Go through the entries below and count the lines holding the word "icon". Reply with only the number, please.

■ **DATA EXCERPTS**
##############################
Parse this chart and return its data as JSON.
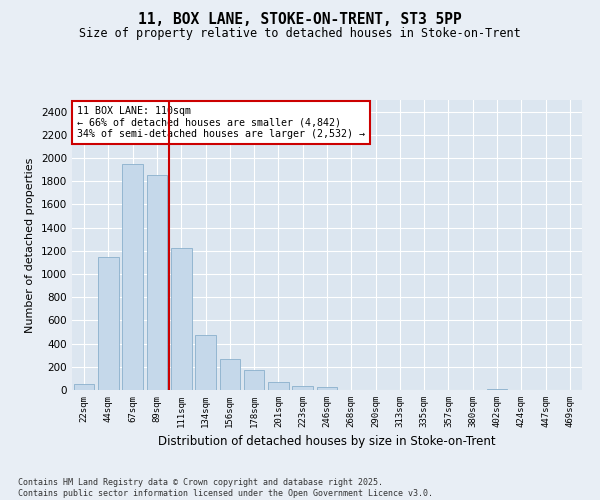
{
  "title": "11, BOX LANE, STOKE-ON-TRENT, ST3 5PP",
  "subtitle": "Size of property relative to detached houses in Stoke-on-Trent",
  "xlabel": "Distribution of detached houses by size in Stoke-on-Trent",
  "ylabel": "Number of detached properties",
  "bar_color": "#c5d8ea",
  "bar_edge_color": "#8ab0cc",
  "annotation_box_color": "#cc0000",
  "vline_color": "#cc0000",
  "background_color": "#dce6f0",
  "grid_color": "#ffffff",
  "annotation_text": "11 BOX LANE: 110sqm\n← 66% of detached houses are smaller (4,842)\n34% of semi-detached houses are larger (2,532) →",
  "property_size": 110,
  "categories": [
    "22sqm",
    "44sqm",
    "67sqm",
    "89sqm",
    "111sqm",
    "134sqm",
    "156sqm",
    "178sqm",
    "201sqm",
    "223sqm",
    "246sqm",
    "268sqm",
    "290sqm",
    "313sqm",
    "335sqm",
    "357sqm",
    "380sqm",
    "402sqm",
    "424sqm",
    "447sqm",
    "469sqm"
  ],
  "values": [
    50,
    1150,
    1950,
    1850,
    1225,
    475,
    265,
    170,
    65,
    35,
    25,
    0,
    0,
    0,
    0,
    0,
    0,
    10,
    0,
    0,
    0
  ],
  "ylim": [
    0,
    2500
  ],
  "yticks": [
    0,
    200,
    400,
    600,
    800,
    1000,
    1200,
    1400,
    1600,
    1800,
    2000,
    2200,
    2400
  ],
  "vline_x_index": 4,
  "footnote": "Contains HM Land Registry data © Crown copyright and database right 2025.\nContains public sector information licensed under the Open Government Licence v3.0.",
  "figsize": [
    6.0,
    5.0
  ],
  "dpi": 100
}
##############################
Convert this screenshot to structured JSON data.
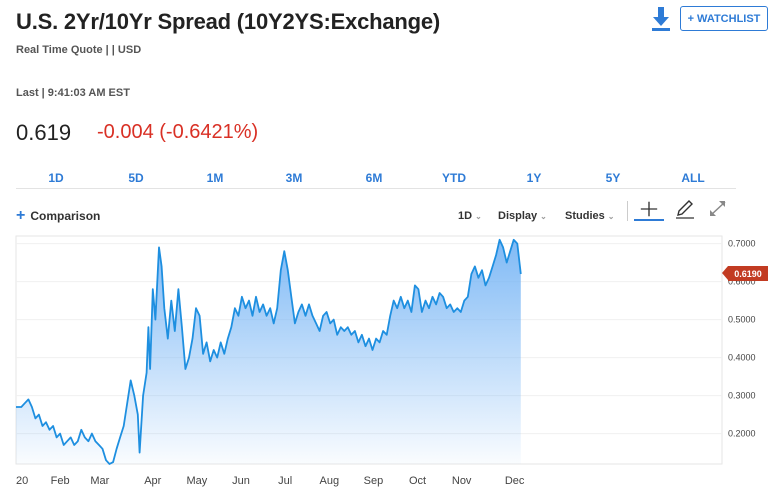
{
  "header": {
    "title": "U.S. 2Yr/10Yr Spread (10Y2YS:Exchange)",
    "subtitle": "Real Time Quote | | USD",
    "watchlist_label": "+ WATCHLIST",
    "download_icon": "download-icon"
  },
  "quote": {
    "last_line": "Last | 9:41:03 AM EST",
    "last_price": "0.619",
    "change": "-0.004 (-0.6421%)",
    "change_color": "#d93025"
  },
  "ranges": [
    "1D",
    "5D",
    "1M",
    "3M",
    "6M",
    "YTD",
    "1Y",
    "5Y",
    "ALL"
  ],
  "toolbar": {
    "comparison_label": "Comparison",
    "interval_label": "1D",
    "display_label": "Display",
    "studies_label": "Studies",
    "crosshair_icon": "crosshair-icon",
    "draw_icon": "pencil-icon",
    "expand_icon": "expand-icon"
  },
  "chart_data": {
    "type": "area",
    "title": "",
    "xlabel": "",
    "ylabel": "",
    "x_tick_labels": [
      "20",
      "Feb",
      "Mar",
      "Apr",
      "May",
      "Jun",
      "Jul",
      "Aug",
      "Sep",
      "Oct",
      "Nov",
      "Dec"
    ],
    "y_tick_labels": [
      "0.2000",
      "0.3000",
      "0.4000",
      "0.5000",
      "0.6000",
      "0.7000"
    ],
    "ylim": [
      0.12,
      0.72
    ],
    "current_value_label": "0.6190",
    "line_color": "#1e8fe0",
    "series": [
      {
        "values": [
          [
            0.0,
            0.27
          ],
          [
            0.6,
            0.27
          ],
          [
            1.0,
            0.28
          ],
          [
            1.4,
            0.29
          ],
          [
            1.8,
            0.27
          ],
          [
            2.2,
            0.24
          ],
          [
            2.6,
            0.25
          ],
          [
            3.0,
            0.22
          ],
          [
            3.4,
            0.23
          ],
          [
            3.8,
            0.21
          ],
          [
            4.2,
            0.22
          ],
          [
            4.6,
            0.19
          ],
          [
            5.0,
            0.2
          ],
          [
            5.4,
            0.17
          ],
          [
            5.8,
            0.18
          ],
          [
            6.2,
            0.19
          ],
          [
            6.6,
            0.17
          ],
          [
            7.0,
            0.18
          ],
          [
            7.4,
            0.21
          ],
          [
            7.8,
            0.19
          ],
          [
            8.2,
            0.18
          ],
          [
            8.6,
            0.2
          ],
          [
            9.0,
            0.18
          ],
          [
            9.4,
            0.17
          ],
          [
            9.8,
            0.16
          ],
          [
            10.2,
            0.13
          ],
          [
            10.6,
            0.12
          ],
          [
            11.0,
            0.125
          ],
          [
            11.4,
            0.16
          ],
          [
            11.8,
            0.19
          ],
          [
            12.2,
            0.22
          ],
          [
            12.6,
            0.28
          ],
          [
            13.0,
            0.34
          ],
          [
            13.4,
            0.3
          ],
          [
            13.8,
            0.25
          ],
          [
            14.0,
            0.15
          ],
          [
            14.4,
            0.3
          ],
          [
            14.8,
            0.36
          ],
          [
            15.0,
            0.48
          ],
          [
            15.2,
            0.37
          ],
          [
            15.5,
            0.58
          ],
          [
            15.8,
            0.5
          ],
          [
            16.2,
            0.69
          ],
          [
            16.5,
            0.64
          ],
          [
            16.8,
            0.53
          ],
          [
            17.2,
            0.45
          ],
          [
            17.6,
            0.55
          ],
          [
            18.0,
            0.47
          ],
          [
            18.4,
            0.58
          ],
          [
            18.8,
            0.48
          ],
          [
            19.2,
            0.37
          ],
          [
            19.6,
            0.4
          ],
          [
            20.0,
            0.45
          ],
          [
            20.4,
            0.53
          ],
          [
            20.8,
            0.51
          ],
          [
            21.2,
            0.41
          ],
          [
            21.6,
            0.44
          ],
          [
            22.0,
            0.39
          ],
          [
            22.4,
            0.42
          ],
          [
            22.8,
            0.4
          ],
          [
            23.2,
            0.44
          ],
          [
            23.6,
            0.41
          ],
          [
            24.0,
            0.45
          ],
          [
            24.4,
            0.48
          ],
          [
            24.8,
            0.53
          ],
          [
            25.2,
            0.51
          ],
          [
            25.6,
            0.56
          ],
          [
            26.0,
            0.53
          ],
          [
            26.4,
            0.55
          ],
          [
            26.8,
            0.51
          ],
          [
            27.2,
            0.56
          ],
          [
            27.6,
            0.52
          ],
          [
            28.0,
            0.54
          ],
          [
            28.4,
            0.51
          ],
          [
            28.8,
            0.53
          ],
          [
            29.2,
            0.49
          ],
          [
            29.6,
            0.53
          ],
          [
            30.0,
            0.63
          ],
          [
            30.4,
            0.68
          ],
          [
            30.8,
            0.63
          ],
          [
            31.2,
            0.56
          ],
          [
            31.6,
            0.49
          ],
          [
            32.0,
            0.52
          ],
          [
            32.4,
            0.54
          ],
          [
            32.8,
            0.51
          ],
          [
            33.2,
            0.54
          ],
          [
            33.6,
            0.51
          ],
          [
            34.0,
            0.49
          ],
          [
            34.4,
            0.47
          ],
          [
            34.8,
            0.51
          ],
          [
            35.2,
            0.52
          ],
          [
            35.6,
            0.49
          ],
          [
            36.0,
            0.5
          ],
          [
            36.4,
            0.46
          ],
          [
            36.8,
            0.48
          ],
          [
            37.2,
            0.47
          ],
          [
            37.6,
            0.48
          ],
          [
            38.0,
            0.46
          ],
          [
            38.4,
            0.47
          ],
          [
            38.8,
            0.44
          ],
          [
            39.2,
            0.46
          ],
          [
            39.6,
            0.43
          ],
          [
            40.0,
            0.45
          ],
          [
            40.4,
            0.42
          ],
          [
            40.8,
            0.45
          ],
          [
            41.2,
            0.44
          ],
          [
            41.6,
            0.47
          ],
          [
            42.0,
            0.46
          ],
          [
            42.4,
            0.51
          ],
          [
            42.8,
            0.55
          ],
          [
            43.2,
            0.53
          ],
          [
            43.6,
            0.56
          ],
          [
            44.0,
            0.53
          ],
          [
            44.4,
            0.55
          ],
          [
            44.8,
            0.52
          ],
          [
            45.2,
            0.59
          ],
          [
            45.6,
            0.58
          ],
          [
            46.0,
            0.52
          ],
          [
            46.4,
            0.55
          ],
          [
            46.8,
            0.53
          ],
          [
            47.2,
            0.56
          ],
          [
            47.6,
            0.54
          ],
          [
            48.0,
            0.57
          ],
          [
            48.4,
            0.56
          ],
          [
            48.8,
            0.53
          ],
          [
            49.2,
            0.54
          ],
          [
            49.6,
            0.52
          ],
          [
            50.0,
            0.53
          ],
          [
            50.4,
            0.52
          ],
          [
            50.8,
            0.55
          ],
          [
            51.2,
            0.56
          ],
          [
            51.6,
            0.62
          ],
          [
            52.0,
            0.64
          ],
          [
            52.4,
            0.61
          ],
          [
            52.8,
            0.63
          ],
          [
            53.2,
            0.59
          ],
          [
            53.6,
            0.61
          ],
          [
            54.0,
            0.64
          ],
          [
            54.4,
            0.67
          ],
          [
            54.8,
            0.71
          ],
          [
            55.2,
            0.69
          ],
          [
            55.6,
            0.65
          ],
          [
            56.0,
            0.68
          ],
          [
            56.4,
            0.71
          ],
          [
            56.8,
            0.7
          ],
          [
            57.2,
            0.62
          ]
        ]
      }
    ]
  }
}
##############################
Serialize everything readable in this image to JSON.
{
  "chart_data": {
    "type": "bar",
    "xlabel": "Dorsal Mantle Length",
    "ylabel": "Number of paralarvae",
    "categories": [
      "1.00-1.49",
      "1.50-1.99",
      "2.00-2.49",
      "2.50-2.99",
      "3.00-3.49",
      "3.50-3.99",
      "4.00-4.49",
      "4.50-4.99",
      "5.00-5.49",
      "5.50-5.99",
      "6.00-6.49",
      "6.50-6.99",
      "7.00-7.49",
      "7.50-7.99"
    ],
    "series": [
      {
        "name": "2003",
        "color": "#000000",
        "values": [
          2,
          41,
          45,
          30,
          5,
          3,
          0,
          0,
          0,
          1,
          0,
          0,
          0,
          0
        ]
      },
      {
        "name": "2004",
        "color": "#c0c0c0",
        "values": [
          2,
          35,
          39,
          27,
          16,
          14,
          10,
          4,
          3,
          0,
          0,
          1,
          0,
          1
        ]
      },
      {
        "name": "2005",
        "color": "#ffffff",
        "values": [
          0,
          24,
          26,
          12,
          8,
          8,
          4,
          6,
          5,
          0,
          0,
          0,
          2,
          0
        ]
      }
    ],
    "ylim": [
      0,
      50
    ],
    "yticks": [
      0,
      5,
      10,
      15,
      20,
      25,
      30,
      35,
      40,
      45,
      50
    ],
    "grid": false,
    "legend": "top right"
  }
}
##############################
■ **RESPONSE BELOW**
4